--- Dataset excerpts Enclosed Below ---
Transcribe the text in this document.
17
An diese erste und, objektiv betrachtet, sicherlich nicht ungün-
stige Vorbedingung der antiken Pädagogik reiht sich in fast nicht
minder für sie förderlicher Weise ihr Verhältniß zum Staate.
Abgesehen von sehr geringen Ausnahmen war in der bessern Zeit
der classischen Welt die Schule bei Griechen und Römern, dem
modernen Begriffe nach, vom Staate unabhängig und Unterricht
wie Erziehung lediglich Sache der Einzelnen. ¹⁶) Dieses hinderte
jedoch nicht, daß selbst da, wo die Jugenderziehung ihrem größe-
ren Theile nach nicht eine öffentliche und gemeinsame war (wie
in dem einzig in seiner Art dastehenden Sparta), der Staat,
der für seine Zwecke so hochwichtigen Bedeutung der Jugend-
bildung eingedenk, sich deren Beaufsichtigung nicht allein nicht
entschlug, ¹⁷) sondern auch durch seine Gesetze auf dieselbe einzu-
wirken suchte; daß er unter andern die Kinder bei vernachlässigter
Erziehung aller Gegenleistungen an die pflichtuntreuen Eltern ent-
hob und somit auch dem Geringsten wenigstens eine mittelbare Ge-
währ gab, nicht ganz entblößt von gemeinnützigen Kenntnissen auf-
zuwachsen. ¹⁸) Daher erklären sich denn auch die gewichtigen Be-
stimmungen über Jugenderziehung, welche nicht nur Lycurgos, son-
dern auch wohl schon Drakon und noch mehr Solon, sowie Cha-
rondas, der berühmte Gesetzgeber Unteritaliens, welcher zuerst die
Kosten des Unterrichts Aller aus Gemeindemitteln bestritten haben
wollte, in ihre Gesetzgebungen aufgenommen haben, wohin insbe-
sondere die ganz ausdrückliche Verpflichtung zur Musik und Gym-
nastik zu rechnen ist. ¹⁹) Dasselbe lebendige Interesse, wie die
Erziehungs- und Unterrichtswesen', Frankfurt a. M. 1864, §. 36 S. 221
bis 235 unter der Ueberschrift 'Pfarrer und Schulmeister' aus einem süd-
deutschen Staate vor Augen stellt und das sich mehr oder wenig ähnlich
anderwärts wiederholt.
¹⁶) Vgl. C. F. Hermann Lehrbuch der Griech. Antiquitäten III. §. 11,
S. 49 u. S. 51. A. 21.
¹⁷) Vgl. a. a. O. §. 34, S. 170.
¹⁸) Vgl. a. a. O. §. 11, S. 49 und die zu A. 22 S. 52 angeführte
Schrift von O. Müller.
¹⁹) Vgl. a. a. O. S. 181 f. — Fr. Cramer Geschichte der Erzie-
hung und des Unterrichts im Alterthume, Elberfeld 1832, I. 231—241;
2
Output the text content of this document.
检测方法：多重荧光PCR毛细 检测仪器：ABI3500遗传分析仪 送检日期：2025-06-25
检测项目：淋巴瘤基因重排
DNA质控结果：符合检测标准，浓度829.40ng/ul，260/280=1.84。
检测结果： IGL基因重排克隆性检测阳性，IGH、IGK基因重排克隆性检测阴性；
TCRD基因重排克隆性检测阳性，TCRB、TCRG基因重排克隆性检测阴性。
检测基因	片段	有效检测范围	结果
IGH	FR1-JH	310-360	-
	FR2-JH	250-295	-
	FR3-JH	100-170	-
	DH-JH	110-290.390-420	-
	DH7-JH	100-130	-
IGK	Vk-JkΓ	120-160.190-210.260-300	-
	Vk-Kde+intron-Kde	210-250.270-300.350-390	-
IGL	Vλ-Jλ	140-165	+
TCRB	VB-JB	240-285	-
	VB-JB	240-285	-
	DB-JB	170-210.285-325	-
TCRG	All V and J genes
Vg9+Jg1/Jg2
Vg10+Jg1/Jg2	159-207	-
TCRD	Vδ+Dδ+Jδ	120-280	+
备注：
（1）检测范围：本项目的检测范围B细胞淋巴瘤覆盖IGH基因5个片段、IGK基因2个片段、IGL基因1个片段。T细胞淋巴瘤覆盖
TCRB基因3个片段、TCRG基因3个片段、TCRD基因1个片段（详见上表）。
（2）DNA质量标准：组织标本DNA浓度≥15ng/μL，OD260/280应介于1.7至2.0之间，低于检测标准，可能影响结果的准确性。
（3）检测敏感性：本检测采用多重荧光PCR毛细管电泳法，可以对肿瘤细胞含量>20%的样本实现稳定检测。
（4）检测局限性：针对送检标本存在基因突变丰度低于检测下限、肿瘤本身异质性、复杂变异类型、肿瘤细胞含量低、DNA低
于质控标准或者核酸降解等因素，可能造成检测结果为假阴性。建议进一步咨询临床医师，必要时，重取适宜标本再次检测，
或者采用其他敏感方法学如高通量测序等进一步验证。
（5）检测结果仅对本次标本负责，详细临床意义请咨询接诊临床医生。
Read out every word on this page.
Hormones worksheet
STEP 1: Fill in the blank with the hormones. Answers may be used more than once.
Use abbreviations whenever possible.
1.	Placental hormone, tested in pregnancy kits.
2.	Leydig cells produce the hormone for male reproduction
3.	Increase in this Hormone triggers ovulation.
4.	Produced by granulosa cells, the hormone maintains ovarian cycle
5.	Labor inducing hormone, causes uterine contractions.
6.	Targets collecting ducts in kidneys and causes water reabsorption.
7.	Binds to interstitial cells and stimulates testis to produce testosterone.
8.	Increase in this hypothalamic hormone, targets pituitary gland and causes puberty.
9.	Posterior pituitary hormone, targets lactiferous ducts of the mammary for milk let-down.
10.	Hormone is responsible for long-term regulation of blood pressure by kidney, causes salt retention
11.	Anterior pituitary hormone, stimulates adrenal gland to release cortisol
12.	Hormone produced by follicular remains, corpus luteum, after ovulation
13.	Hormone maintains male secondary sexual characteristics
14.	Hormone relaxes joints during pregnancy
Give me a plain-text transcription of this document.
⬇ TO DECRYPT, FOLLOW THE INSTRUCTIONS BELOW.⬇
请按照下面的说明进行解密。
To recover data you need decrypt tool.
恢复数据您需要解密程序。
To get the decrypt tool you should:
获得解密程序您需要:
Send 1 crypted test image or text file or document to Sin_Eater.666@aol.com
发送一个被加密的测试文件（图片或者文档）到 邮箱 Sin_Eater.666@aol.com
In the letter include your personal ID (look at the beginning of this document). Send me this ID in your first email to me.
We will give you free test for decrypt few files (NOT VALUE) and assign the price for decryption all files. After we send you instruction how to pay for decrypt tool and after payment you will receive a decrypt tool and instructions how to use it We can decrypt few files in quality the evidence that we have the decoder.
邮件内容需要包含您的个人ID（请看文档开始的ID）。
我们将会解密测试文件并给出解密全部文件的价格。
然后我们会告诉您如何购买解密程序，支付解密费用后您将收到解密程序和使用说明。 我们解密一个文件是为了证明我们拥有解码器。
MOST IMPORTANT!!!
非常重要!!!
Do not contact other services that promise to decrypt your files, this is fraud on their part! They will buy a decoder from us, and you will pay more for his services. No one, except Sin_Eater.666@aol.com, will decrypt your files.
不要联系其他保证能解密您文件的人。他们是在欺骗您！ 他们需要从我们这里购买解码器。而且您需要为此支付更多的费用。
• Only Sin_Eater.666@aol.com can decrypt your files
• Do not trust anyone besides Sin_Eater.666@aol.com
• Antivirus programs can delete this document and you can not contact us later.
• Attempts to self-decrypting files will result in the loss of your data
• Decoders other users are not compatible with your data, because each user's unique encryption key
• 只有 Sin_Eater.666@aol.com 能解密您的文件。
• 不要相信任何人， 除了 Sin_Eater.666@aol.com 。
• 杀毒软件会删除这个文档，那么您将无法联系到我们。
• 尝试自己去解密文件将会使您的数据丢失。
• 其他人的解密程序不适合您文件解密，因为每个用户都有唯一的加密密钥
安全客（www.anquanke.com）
--- End of Enclosed Dataset excerpts ---
### Directions for this task:
What is needed is each line of the entries that contains the word "ovulation".

### Exercise output:
3.	Increase in this Hormone triggers ovulation.
12.	Hormone produced by follicular remains, corpus luteum, after ovulation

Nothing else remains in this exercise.